SUPPLIED MATERIAL:

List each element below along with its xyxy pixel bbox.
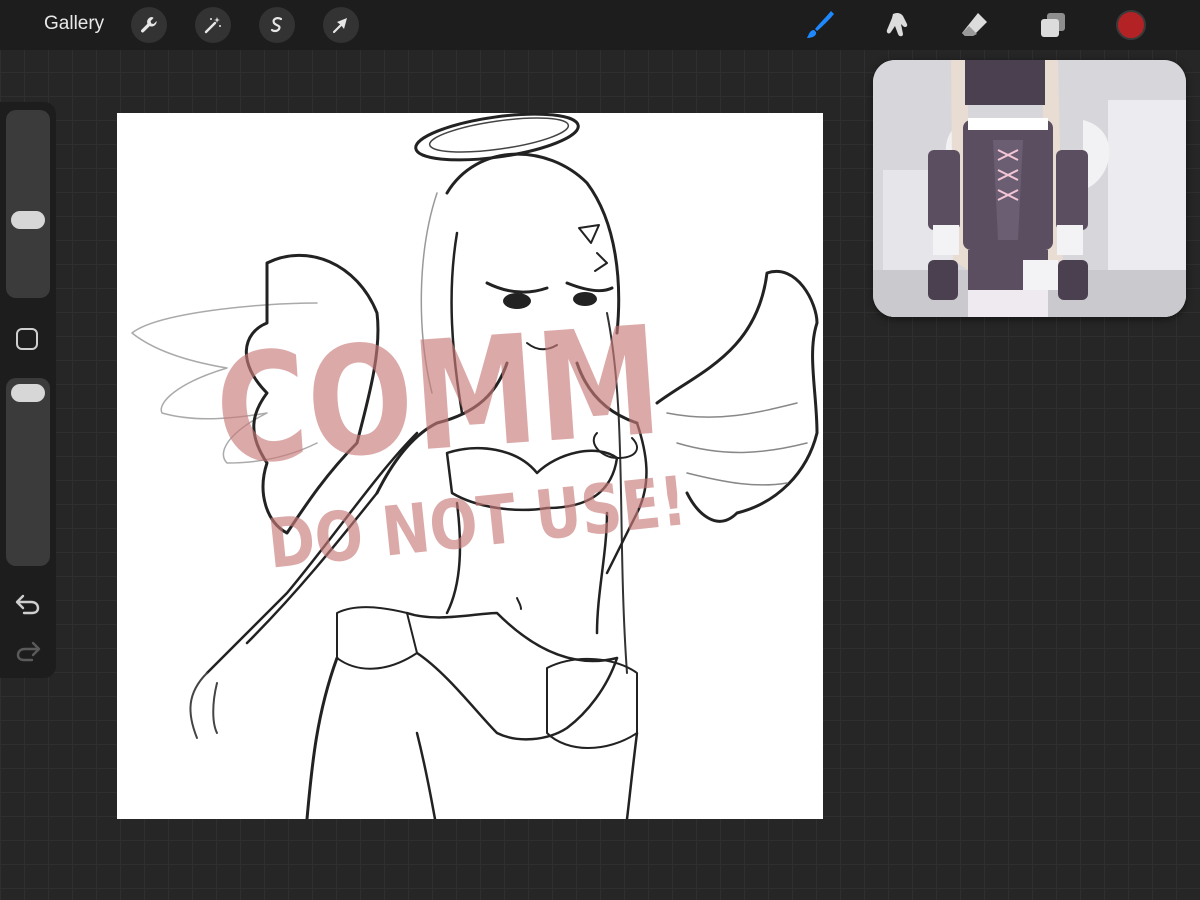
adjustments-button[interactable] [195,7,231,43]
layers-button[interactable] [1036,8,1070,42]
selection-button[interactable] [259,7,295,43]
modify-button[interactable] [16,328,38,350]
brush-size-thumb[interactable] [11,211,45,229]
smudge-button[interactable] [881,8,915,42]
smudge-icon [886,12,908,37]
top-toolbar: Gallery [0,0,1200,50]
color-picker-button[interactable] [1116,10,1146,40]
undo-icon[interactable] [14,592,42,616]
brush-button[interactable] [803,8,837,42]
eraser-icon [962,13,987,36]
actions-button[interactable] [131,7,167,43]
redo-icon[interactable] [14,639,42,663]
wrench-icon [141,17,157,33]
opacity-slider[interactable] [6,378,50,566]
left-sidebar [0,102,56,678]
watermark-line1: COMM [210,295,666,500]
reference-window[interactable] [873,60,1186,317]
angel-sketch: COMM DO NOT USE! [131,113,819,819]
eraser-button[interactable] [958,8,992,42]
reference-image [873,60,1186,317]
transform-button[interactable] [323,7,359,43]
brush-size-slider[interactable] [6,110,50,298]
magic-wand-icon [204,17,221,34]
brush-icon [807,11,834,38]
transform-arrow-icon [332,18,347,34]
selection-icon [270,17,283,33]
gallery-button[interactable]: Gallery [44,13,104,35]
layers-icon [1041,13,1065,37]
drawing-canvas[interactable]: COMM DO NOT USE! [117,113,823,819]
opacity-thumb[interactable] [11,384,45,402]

INSTRUCTION:
Repeat every line of the records above word for word, leaving out the pictures.

EXERCISE RESPONSE:
List each element below along with its xyxy pixel bbox.
adjustments-button[interactable] [195,7,231,43]
layers-button[interactable] [1036,8,1070,42]
selection-button[interactable] [259,7,295,43]
modify-button[interactable] [16,328,38,350]
brush-size-thumb[interactable] [11,211,45,229]
smudge-button[interactable] [881,8,915,42]
smudge-icon [886,12,908,37]
top-toolbar: Gallery [0,0,1200,50]
color-picker-button[interactable] [1116,10,1146,40]
undo-icon[interactable] [14,592,42,616]
brush-button[interactable] [803,8,837,42]
eraser-icon [962,13,987,36]
actions-button[interactable] [131,7,167,43]
redo-icon[interactable] [14,639,42,663]
wrench-icon [141,17,157,33]
opacity-slider[interactable] [6,378,50,566]
left-sidebar [0,102,56,678]
watermark-line1: COMM [210,295,666,500]
reference-window[interactable] [873,60,1186,317]
angel-sketch: COMM DO NOT USE! [131,113,819,819]
eraser-button[interactable] [958,8,992,42]
reference-image [873,60,1186,317]
transform-button[interactable] [323,7,359,43]
brush-size-slider[interactable] [6,110,50,298]
magic-wand-icon [204,17,221,34]
brush-icon [807,11,834,38]
transform-arrow-icon [332,18,347,34]
selection-icon [270,17,283,33]
gallery-button[interactable]: Gallery [44,13,104,35]
layers-icon [1041,13,1065,37]
drawing-canvas[interactable]: COMM DO NOT USE! [117,113,823,819]
opacity-thumb[interactable] [11,384,45,402]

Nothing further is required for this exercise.